**PROBLEM:** Copy verbatim the lines of the listing below, from the line containing "bullet-icon <box>76 1249 85 1258</box>" through the line containing "bullet-icon <box>76 766 85 775</box>", inclusive.

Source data
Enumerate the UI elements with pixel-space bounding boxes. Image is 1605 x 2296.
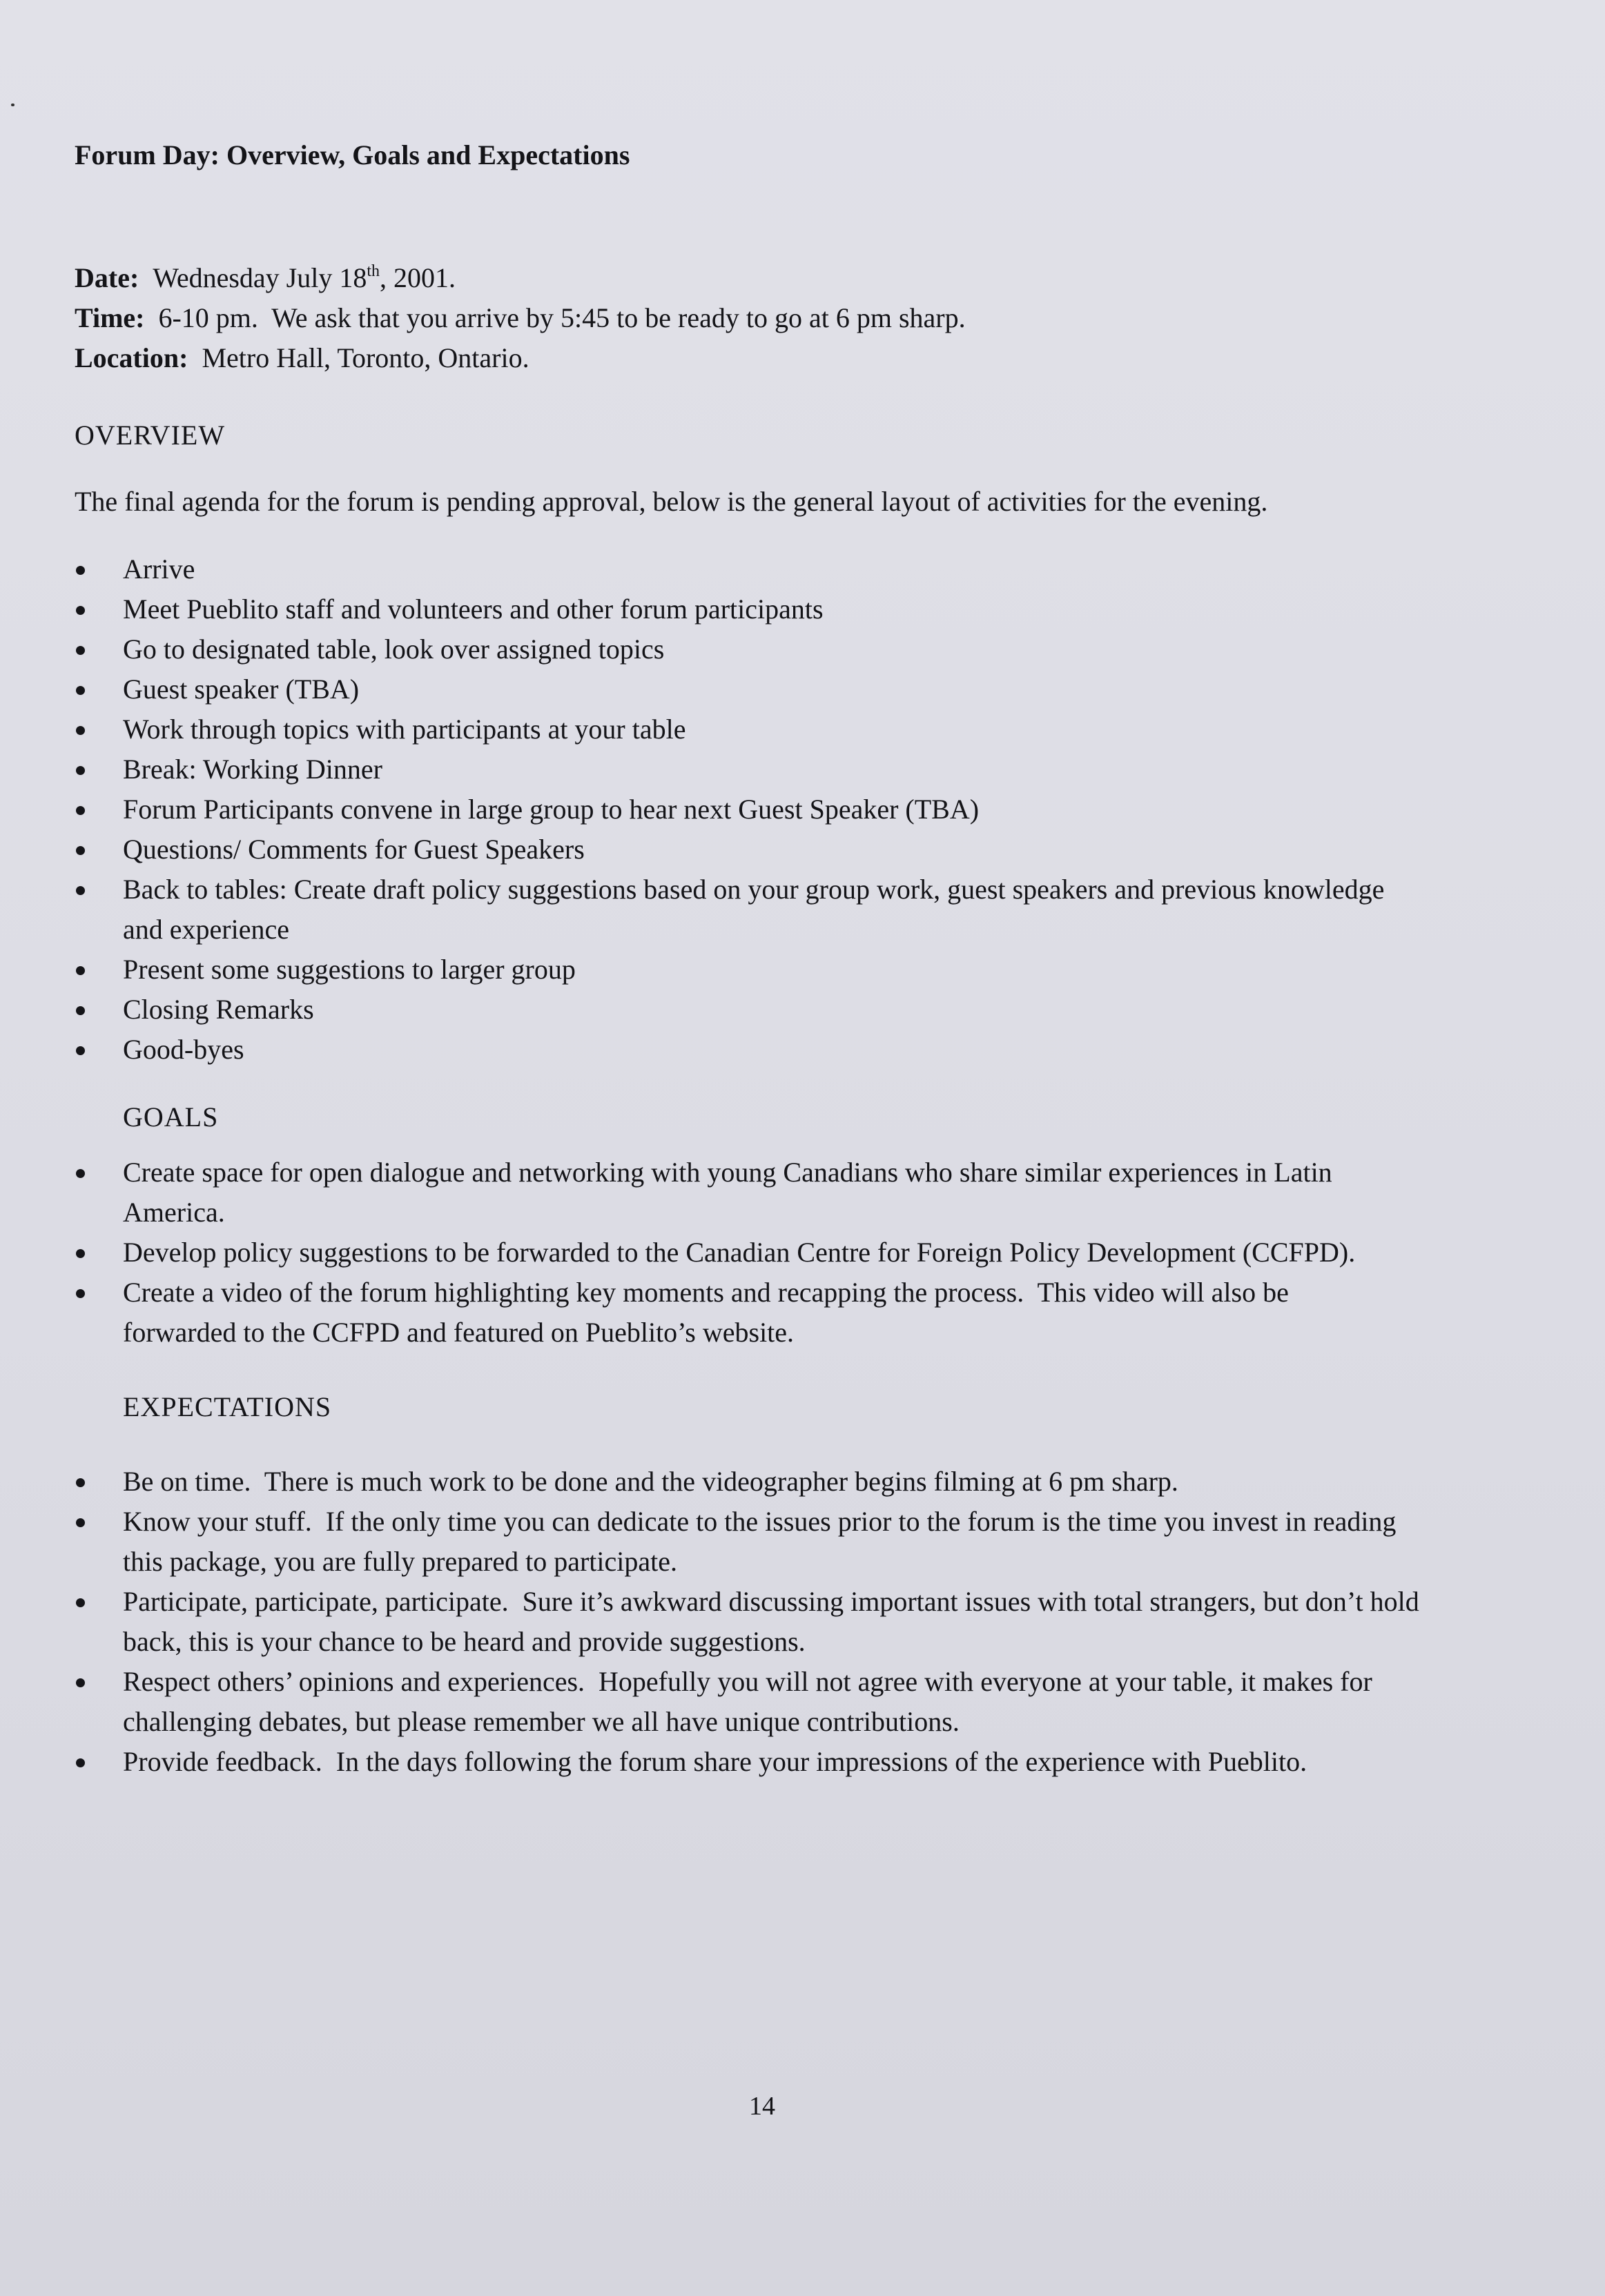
bullet-icon <box>76 1249 85 1258</box>
agenda-item-text: Guest speaker (TBA) <box>123 674 360 705</box>
paper-speck <box>11 104 14 106</box>
bullet-icon <box>76 686 85 695</box>
list-item <box>75 830 1455 870</box>
location-label: Location: <box>75 342 188 373</box>
list-item <box>75 1030 1455 1070</box>
bullet-icon <box>76 806 85 815</box>
bullet-icon <box>76 766 85 775</box>
expectation-item-text: Participate, participate, participate. Sure it’s awkward discussing important issues with total strangers, but don’t hold back, this is your chance to be heard and provide suggestions. <box>123 1586 1426 1657</box>
list-item <box>75 990 1455 1030</box>
date-year: , 2001. <box>380 262 456 293</box>
list-item <box>75 1273 1393 1353</box>
bullet-icon <box>76 846 85 855</box>
agenda-list <box>75 549 1455 1070</box>
bullet-icon <box>76 1478 85 1487</box>
expectation-item-text: Be on time. There is much work to be done and the videographer begins filming at 6 pm sharp. <box>123 1466 1178 1497</box>
list-item <box>75 749 1455 789</box>
bullet-icon <box>76 1518 85 1527</box>
bullet-icon <box>76 726 85 735</box>
agenda-item-text: Break: Working Dinner <box>123 754 382 785</box>
list-item <box>75 1502 1441 1582</box>
goals-list <box>75 1152 1455 1353</box>
list-item <box>75 789 1455 830</box>
goals-heading: GOALS <box>123 1101 219 1132</box>
agenda-item-text: Back to tables: Create draft policy suggestions based on your group work, guest speakers and previous knowledge and experience <box>123 874 1385 945</box>
goal-item-text: Develop policy suggestions to be forwarded to the Canadian Centre for Foreign Policy Development (CCFPD). <box>123 1237 1356 1268</box>
time-line <box>75 298 1455 338</box>
agenda-item-text: Work through topics with participants at your table <box>123 714 686 745</box>
expectation-item-text: Respect others’ opinions and experiences. Hopefully you will not agree with everyone at your table, it makes for challenging debates, but please remember we all have unique contributions. <box>123 1666 1379 1737</box>
list-item <box>75 549 1455 589</box>
bullet-icon <box>76 886 85 895</box>
agenda-item-text: Arrive <box>123 553 195 585</box>
bullet-icon <box>76 1169 85 1178</box>
list-item <box>75 589 1455 629</box>
time-label: Time: <box>75 302 145 333</box>
list-item <box>75 870 1455 950</box>
list-item <box>75 669 1455 709</box>
list-item <box>75 1582 1441 1662</box>
overview-paragraph: The final agenda for the forum is pending approval, below is the general layout of activities for the evening. <box>75 486 1268 517</box>
list-item <box>75 1233 1393 1273</box>
event-details <box>75 258 1455 378</box>
agenda-item-text: Forum Participants convene in large group to hear next Guest Speaker (TBA) <box>123 794 980 825</box>
list-item <box>75 1462 1441 1502</box>
agenda-item-text: Good-byes <box>123 1034 244 1065</box>
time-value: 6-10 pm. We ask that you arrive by 5:45 to be ready to go at 6 pm sharp. <box>158 302 966 333</box>
expectation-item-text: Provide feedback. In the days following the forum share your impressions of the experience with Pueblito. <box>123 1746 1307 1777</box>
agenda-item-text: Questions/ Comments for Guest Speakers <box>123 834 585 865</box>
list-item <box>75 950 1455 990</box>
expectations-heading: EXPECTATIONS <box>123 1391 332 1422</box>
bullet-icon <box>76 1289 85 1298</box>
overview-heading: OVERVIEW <box>75 420 226 451</box>
goal-item-text: Create a video of the forum highlighting key moments and recapping the process. This video will also be forwarded to the CCFPD and featured on Pueblito’s website. <box>123 1277 1296 1348</box>
location-value: Metro Hall, Toronto, Ontario. <box>202 342 529 373</box>
bullet-icon <box>76 1046 85 1055</box>
page-number: 14 <box>749 2092 775 2121</box>
bullet-icon <box>76 646 85 655</box>
list-item <box>75 709 1455 749</box>
bullet-icon <box>76 566 85 575</box>
agenda-item-text: Closing Remarks <box>123 994 314 1025</box>
expectations-list <box>75 1462 1455 1782</box>
date-main: Wednesday July 18 <box>153 262 367 293</box>
agenda-item-text: Present some suggestions to larger group <box>123 954 576 985</box>
date-line <box>75 258 1455 298</box>
list-item <box>75 1742 1441 1782</box>
date-value <box>153 262 456 293</box>
bullet-icon <box>76 1006 85 1015</box>
goal-item-text: Create space for open dialogue and networking with young Canadians who share similar experiences in Latin America. <box>123 1157 1332 1228</box>
bullet-icon <box>76 1678 85 1687</box>
location-line <box>75 338 1455 378</box>
bullet-icon <box>76 1758 85 1767</box>
list-item <box>75 1152 1393 1233</box>
bullet-icon <box>76 606 85 615</box>
document-title: Forum Day: Overview, Goals and Expectations <box>75 139 630 170</box>
date-ordinal: th <box>367 262 380 280</box>
document-body <box>75 135 1455 1782</box>
bullet-icon <box>76 1598 85 1607</box>
expectation-item-text: Know your stuff. If the only time you can dedicate to the issues prior to the forum is the time you invest in reading this package, you are fully prepared to participate. <box>123 1506 1403 1577</box>
list-item <box>75 1662 1441 1742</box>
bullet-icon <box>76 966 85 975</box>
agenda-item-text: Meet Pueblito staff and volunteers and other forum participants <box>123 593 824 625</box>
date-label: Date: <box>75 262 139 293</box>
agenda-item-text: Go to designated table, look over assigned topics <box>123 634 665 665</box>
list-item <box>75 629 1455 669</box>
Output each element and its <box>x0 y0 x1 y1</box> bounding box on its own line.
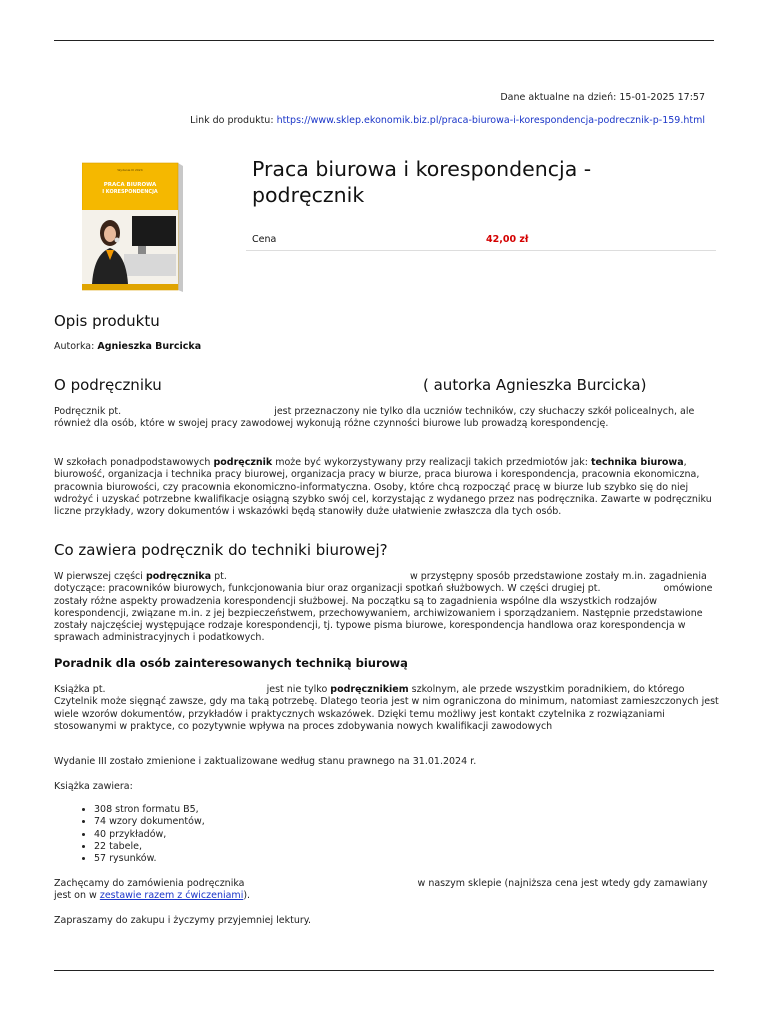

**OUTPUT OF THE EXERCISE:**
bullet-icon <box>76 1249 85 1258</box>
agenda-item-text: Guest speaker (TBA) <box>123 674 360 705</box>
paper-speck <box>11 104 14 106</box>
bullet-icon <box>76 686 85 695</box>
list-item <box>75 830 1455 870</box>
location-label: Location: <box>75 342 188 373</box>
list-item <box>75 1030 1455 1070</box>
bullet-icon <box>76 806 85 815</box>
bullet-icon <box>76 766 85 775</box>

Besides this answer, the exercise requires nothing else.